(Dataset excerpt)
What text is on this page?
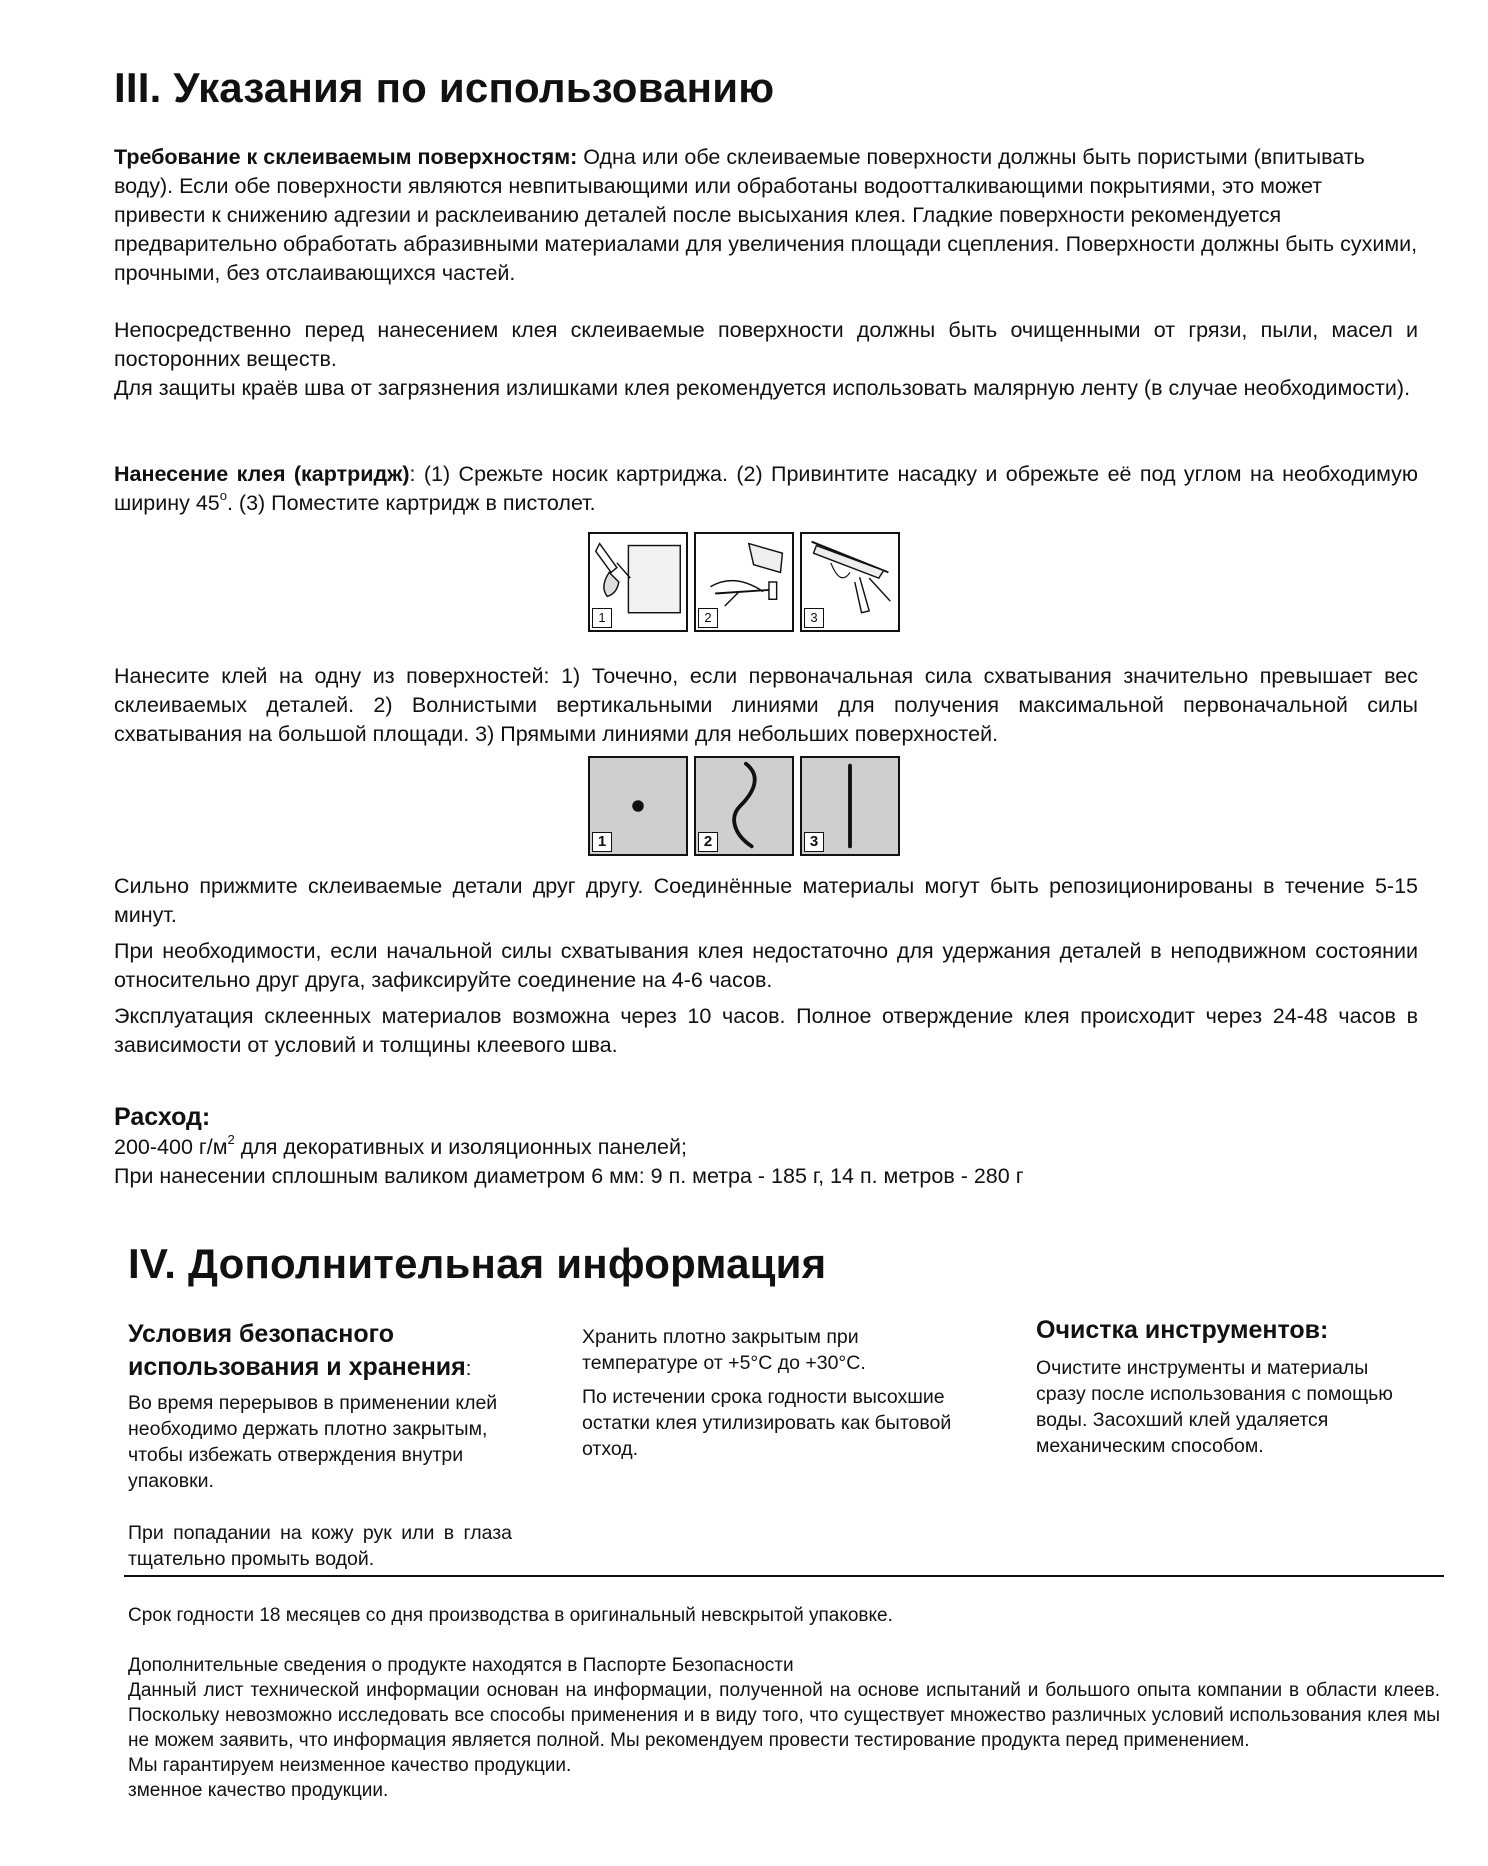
III. Указания по использованию

Требование к склеиваемым поверхностям: Одна или обе склеиваемые поверхности должны быть пористыми (впитывать воду). Если обе поверхности являются невпитывающими или обработаны водоотталкивающими покрытиями, это может привести к снижению адгезии и расклеиванию деталей после высыхания клея. Гладкие поверхности рекомендуется предварительно обработать абразивными материалами для увеличения площади сцепления. Поверхности должны быть сухими, прочными, без отслаивающихся частей.

Непосредственно перед нанесением клея склеиваемые поверхности должны быть очищенными от грязи, пыли, масел и посторонних веществ.

Для защиты краёв шва от загрязнения излишками клея рекомендуется использовать малярную ленту (в случае необходимости).

Нанесение клея (картридж): (1) Срежьте носик картриджа. (2) Привинтите насадку и обрежьте её под углом на необходимую ширину 45$^o$. (3) Поместите картридж в пистолет.

1	2	3

Нанесите клей на одну из поверхностей: 1) Точечно, если первоначальная сила схватывания значительно превышает вес склеиваемых деталей. 2) Волнистыми вертикальными линиями для получения максимальной первоначальной силы схватывания на большой площади. 3) Прямыми линиями для небольших поверхностей.

1	2	3

Сильно прижмите склеиваемые детали друг другу. Соединённые материалы могут быть репозиционированы в течение 5-15 минут.

При необходимости, если начальной силы схватывания клея недостаточно для удержания деталей в неподвижном состоянии относительно друг друга, зафиксируйте соединение на 4-6 часов.

Эксплуатация склеенных материалов возможна через 10 часов. Полное отверждение клея происходит через 24-48 часов в зависимости от условий и толщины клеевого шва.

Расход:

200-400 $г/м^2$ для декоративных и изоляционных панелей;

При нанесении сплошным валиком диаметром 6 мм: 9 п. метра - 185 г, 14 п. метров - 280 г

IV. Дополнительная информация

Условия безопасного использования и хранения:

Во время перерывов в применении клей необходимо держать плотно закрытым, чтобы избежать отверждения внутри упаковки.

При попадании на кожу рук или в глаза тщательно промыть водой.

Хранить плотно закрытым при температуре от +5°C до +30°C.

По истечении срока годности высохшие остатки клея утилизировать как бытовой отход.

Очистка инструментов:

Очистите инструменты и материалы сразу после использования с помощью воды. Засохший клей удаляется механическим способом.

Срок годности 18 месяцев со дня производства в оригинальный невскрытой упаковке.

Дополнительные сведения о продукте находятся в Паспорте Безопасности

Данный лист технической информации основан на информации, полученной на основе испытаний и большого опыта компании в области клеев. Поскольку невозможно исследовать все способы применения и в виду того, что существует множество различных условий использования клея мы не можем заявить, что информация является полной. Мы рекомендуем провести тестирование продукта перед применением.

Мы гарантируем неизменное качество продукции.

зменное качество продукции.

* WHAT TO WORK ON:
Transcribe every record above exactly, leaving out the pictures.

* RESULT OF THIS EXERCISE:
What text is on this page?
III. Указания по использованию

Требование к склеиваемым поверхностям: Одна или обе склеиваемые поверхности должны быть пористыми (впитывать воду). Если обе поверхности являются невпитывающими или обработаны водоотталкивающими покрытиями, это может привести к снижению адгезии и расклеиванию деталей после высыхания клея. Гладкие поверхности рекомендуется предварительно обработать абразивными материалами для увеличения площади сцепления. Поверхности должны быть сухими, прочными, без отслаивающихся частей.

Непосредственно перед нанесением клея склеиваемые поверхности должны быть очищенными от грязи, пыли, масел и посторонних веществ.

Для защиты краёв шва от загрязнения излишками клея рекомендуется использовать малярную ленту (в случае необходимости).

Нанесение клея (картридж): (1) Срежьте носик картриджа. (2) Привинтите насадку и обрежьте её под углом на необходимую ширину 45$^o$. (3) Поместите картридж в пистолет.

1	2	3

Нанесите клей на одну из поверхностей: 1) Точечно, если первоначальная сила схватывания значительно превышает вес склеиваемых деталей. 2) Волнистыми вертикальными линиями для получения максимальной первоначальной силы схватывания на большой площади. 3) Прямыми линиями для небольших поверхностей.

1	2	3

Сильно прижмите склеиваемые детали друг другу. Соединённые материалы могут быть репозиционированы в течение 5-15 минут.

При необходимости, если начальной силы схватывания клея недостаточно для удержания деталей в неподвижном состоянии относительно друг друга, зафиксируйте соединение на 4-6 часов.

Эксплуатация склеенных материалов возможна через 10 часов. Полное отверждение клея происходит через 24-48 часов в зависимости от условий и толщины клеевого шва.

Расход:

200-400 $г/м^2$ для декоративных и изоляционных панелей;

При нанесении сплошным валиком диаметром 6 мм: 9 п. метра - 185 г, 14 п. метров - 280 г

IV. Дополнительная информация

Условия безопасного использования и хранения:

Во время перерывов в применении клей необходимо держать плотно закрытым, чтобы избежать отверждения внутри упаковки.

При попадании на кожу рук или в глаза тщательно промыть водой.

Хранить плотно закрытым при температуре от +5°C до +30°C.

По истечении срока годности высохшие остатки клея утилизировать как бытовой отход.

Очистка инструментов:

Очистите инструменты и материалы сразу после использования с помощью воды. Засохший клей удаляется механическим способом.

Срок годности 18 месяцев со дня производства в оригинальный невскрытой упаковке.

Дополнительные сведения о продукте находятся в Паспорте Безопасности

Данный лист технической информации основан на информации, полученной на основе испытаний и большого опыта компании в области клеев. Поскольку невозможно исследовать все способы применения и в виду того, что существует множество различных условий использования клея мы не можем заявить, что информация является полной. Мы рекомендуем провести тестирование продукта перед применением.

Мы гарантируем неизменное качество продукции.

зменное качество продукции.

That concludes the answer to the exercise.